* **Aim**
Without skipping anything, write out each record below exactly.

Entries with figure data
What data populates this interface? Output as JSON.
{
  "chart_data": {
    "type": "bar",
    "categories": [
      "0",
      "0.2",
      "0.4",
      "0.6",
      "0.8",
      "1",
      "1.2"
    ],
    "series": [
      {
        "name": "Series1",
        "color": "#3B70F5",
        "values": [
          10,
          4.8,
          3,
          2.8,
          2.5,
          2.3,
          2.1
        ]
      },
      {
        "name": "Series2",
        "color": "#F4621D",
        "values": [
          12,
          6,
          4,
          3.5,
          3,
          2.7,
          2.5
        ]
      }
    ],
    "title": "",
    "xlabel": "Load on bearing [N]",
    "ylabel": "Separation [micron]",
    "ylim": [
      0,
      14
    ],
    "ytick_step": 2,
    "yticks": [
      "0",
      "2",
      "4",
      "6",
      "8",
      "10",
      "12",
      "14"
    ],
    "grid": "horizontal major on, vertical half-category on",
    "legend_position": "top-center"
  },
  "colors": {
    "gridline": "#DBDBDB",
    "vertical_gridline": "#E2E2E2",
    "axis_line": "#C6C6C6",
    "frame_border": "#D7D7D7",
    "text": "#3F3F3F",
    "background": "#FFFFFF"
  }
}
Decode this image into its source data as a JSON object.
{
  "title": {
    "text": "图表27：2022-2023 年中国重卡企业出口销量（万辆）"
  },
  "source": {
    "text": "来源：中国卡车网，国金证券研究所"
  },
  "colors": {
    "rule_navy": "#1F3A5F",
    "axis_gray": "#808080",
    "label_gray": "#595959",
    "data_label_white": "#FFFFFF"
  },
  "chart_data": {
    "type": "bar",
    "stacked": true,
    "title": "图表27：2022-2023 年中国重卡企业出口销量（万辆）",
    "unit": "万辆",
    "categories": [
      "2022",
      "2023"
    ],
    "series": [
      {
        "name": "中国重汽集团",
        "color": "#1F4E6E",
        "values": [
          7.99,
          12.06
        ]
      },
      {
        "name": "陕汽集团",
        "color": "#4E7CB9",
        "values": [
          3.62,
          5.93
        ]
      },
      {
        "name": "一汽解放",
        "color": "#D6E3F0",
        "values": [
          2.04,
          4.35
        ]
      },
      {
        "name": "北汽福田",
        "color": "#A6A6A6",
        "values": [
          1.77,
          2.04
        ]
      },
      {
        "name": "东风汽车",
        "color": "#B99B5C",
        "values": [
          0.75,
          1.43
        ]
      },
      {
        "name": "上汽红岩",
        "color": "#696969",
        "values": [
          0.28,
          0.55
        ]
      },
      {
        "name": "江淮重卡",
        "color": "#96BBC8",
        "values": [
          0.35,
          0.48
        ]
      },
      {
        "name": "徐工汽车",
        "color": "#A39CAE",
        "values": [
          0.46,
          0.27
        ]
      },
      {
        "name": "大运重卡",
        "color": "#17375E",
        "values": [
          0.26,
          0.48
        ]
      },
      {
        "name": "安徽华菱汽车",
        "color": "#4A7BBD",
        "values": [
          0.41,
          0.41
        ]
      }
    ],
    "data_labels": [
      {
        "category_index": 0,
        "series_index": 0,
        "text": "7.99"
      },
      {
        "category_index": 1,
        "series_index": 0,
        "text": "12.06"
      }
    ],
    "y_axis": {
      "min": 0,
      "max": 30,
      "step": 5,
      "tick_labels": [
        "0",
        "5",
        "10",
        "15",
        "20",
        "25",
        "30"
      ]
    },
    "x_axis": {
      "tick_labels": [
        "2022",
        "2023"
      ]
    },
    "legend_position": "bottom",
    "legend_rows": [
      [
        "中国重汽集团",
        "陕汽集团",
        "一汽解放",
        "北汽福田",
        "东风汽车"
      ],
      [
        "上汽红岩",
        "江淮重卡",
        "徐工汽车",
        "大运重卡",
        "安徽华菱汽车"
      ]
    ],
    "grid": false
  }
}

* **The response**
What data populates this interface? Output as JSON.
{
  "chart_data": {
    "type": "bar",
    "categories": [
      "0",
      "0.2",
      "0.4",
      "0.6",
      "0.8",
      "1",
      "1.2"
    ],
    "series": [
      {
        "name": "Series1",
        "color": "#3B70F5",
        "values": [
          10,
          4.8,
          3,
          2.8,
          2.5,
          2.3,
          2.1
        ]
      },
      {
        "name": "Series2",
        "color": "#F4621D",
        "values": [
          12,
          6,
          4,
          3.5,
          3,
          2.7,
          2.5
        ]
      }
    ],
    "title": "",
    "xlabel": "Load on bearing [N]",
    "ylabel": "Separation [micron]",
    "ylim": [
      0,
      14
    ],
    "ytick_step": 2,
    "yticks": [
      "0",
      "2",
      "4",
      "6",
      "8",
      "10",
      "12",
      "14"
    ],
    "grid": "horizontal major on, vertical half-category on",
    "legend_position": "top-center"
  },
  "colors": {
    "gridline": "#DBDBDB",
    "vertical_gridline": "#E2E2E2",
    "axis_line": "#C6C6C6",
    "frame_border": "#D7D7D7",
    "text": "#3F3F3F",
    "background": "#FFFFFF"
  }
}
Decode this image into its source data as a JSON object.
{
  "title": {
    "text": "图表27：2022-2023 年中国重卡企业出口销量（万辆）"
  },
  "source": {
    "text": "来源：中国卡车网，国金证券研究所"
  },
  "colors": {
    "rule_navy": "#1F3A5F",
    "axis_gray": "#808080",
    "label_gray": "#595959",
    "data_label_white": "#FFFFFF"
  },
  "chart_data": {
    "type": "bar",
    "stacked": true,
    "title": "图表27：2022-2023 年中国重卡企业出口销量（万辆）",
    "unit": "万辆",
    "categories": [
      "2022",
      "2023"
    ],
    "series": [
      {
        "name": "中国重汽集团",
        "color": "#1F4E6E",
        "values": [
          7.99,
          12.06
        ]
      },
      {
        "name": "陕汽集团",
        "color": "#4E7CB9",
        "values": [
          3.62,
          5.93
        ]
      },
      {
        "name": "一汽解放",
        "color": "#D6E3F0",
        "values": [
          2.04,
          4.35
        ]
      },
      {
        "name": "北汽福田",
        "color": "#A6A6A6",
        "values": [
          1.77,
          2.04
        ]
      },
      {
        "name": "东风汽车",
        "color": "#B99B5C",
        "values": [
          0.75,
          1.43
        ]
      },
      {
        "name": "上汽红岩",
        "color": "#696969",
        "values": [
          0.28,
          0.55
        ]
      },
      {
        "name": "江淮重卡",
        "color": "#96BBC8",
        "values": [
          0.35,
          0.48
        ]
      },
      {
        "name": "徐工汽车",
        "color": "#A39CAE",
        "values": [
          0.46,
          0.27
        ]
      },
      {
        "name": "大运重卡",
        "color": "#17375E",
        "values": [
          0.26,
          0.48
        ]
      },
      {
        "name": "安徽华菱汽车",
        "color": "#4A7BBD",
        "values": [
          0.41,
          0.41
        ]
      }
    ],
    "data_labels": [
      {
        "category_index": 0,
        "series_index": 0,
        "text": "7.99"
      },
      {
        "category_index": 1,
        "series_index": 0,
        "text": "12.06"
      }
    ],
    "y_axis": {
      "min": 0,
      "max": 30,
      "step": 5,
      "tick_labels": [
        "0",
        "5",
        "10",
        "15",
        "20",
        "25",
        "30"
      ]
    },
    "x_axis": {
      "tick_labels": [
        "2022",
        "2023"
      ]
    },
    "legend_position": "bottom",
    "legend_rows": [
      [
        "中国重汽集团",
        "陕汽集团",
        "一汽解放",
        "北汽福田",
        "东风汽车"
      ],
      [
        "上汽红岩",
        "江淮重卡",
        "徐工汽车",
        "大运重卡",
        "安徽华菱汽车"
      ]
    ],
    "grid": false
  }
}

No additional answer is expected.